**Written request**. Gather all lines with "grid" from the records.

Saved data entries:
---

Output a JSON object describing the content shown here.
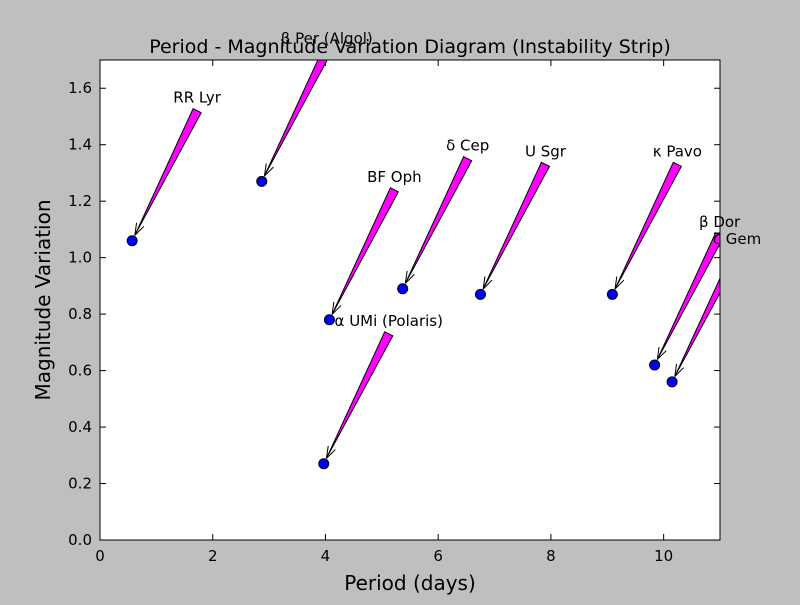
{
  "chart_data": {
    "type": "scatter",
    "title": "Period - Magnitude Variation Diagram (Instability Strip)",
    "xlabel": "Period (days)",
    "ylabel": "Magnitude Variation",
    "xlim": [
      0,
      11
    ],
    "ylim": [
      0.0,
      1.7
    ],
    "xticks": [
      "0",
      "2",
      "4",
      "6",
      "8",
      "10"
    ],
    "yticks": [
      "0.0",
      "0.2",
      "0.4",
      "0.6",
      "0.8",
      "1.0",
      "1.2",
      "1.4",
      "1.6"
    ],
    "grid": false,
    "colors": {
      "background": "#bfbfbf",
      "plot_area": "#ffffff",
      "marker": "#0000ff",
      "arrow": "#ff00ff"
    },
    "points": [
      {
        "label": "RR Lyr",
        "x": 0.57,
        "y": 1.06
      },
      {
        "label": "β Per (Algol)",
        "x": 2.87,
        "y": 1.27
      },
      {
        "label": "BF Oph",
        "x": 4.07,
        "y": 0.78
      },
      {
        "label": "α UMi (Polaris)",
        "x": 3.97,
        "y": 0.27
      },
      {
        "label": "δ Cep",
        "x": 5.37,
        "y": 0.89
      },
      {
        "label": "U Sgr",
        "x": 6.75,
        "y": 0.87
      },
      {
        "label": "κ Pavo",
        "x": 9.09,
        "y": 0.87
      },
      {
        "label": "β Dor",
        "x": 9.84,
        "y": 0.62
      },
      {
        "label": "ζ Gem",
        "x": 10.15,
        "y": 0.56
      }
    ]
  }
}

---

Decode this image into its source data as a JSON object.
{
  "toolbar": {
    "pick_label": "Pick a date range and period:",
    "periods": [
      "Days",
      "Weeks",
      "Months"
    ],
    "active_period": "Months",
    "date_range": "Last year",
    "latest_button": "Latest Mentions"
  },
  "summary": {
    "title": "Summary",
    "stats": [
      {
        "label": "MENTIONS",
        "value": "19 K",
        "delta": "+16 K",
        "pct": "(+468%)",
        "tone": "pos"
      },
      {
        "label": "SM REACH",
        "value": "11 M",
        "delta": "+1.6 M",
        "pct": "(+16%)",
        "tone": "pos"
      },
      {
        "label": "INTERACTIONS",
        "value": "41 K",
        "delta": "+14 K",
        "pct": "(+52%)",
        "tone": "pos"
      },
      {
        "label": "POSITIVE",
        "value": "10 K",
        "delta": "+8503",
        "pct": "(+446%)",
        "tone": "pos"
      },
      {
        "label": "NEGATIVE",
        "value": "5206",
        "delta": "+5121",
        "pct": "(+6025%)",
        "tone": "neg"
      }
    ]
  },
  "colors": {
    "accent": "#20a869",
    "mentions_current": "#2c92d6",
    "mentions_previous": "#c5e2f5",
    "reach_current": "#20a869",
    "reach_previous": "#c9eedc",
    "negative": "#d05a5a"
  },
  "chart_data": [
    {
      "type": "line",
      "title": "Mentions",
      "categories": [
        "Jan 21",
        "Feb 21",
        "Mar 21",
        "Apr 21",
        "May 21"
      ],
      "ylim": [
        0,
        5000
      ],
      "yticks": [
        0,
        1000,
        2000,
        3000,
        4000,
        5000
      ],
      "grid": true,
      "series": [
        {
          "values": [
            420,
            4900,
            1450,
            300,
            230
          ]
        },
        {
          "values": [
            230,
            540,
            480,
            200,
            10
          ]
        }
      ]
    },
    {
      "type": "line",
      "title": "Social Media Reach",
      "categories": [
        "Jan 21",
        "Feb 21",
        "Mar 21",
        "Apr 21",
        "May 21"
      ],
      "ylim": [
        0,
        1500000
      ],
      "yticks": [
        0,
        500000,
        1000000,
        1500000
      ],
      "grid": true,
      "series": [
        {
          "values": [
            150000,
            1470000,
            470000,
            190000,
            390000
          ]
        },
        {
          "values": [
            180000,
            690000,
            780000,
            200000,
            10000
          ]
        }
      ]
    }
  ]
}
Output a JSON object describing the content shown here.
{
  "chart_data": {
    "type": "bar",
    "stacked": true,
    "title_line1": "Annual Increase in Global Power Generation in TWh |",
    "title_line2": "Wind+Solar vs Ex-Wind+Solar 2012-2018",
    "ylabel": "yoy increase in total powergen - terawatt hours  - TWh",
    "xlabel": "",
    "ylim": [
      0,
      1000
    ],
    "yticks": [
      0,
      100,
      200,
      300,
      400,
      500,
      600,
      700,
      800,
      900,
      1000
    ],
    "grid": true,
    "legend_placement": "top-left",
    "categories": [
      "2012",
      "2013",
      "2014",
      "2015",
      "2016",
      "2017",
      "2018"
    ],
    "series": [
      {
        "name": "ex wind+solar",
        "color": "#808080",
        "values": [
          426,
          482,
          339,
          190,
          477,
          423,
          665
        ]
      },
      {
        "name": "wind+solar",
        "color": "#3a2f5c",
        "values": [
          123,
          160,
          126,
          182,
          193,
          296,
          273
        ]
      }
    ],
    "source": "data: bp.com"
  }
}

---

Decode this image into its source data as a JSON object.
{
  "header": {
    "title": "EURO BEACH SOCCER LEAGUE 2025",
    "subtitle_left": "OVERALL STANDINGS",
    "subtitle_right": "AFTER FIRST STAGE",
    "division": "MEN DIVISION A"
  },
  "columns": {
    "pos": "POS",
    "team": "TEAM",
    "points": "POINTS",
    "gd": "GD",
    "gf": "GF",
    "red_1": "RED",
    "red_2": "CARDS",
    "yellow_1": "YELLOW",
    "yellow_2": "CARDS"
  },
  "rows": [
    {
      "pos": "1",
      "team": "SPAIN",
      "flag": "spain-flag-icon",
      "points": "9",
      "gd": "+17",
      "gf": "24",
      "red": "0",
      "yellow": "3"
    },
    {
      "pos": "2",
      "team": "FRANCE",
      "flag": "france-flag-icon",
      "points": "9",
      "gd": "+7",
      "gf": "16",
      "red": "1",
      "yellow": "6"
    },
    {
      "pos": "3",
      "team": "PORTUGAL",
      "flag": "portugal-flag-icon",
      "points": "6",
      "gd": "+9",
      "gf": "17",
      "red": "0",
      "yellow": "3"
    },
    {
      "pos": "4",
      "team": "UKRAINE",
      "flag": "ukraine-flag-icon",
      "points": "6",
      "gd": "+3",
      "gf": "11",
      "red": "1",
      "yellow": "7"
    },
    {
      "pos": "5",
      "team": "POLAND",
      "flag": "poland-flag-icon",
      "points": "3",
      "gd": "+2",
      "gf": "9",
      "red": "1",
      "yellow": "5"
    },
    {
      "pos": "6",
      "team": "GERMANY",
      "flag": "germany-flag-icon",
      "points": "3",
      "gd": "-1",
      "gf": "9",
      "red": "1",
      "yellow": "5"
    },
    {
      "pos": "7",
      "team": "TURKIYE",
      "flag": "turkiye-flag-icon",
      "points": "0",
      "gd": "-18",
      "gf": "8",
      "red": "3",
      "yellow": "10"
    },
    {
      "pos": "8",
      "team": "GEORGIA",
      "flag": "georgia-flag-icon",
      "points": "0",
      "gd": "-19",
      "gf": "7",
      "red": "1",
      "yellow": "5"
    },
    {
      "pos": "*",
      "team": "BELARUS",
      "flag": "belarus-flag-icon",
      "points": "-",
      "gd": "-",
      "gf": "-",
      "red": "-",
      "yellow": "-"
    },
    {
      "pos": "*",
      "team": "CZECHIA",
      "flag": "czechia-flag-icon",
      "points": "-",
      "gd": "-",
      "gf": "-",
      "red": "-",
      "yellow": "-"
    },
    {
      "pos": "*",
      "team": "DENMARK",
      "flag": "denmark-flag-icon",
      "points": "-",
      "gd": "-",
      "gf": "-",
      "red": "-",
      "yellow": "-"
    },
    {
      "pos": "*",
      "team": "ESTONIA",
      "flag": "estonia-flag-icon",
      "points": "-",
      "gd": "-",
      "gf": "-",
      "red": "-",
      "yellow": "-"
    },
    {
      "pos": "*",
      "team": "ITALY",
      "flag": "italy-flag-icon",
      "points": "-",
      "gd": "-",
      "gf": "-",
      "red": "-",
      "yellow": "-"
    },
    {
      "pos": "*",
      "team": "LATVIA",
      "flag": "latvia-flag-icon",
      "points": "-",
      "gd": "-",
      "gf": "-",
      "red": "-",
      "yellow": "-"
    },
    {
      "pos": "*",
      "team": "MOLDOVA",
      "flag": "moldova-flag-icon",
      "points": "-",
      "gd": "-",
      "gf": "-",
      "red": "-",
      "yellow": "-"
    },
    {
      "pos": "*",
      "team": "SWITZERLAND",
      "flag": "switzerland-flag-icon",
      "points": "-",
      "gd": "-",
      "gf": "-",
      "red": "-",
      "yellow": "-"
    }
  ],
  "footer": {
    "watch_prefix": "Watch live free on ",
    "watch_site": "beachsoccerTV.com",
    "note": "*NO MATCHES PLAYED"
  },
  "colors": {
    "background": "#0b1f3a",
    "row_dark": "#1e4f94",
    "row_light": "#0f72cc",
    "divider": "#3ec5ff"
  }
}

---

**Exercise output**.
    "grid": false,
      "grid": true,
      "grid": true,
    "grid": true,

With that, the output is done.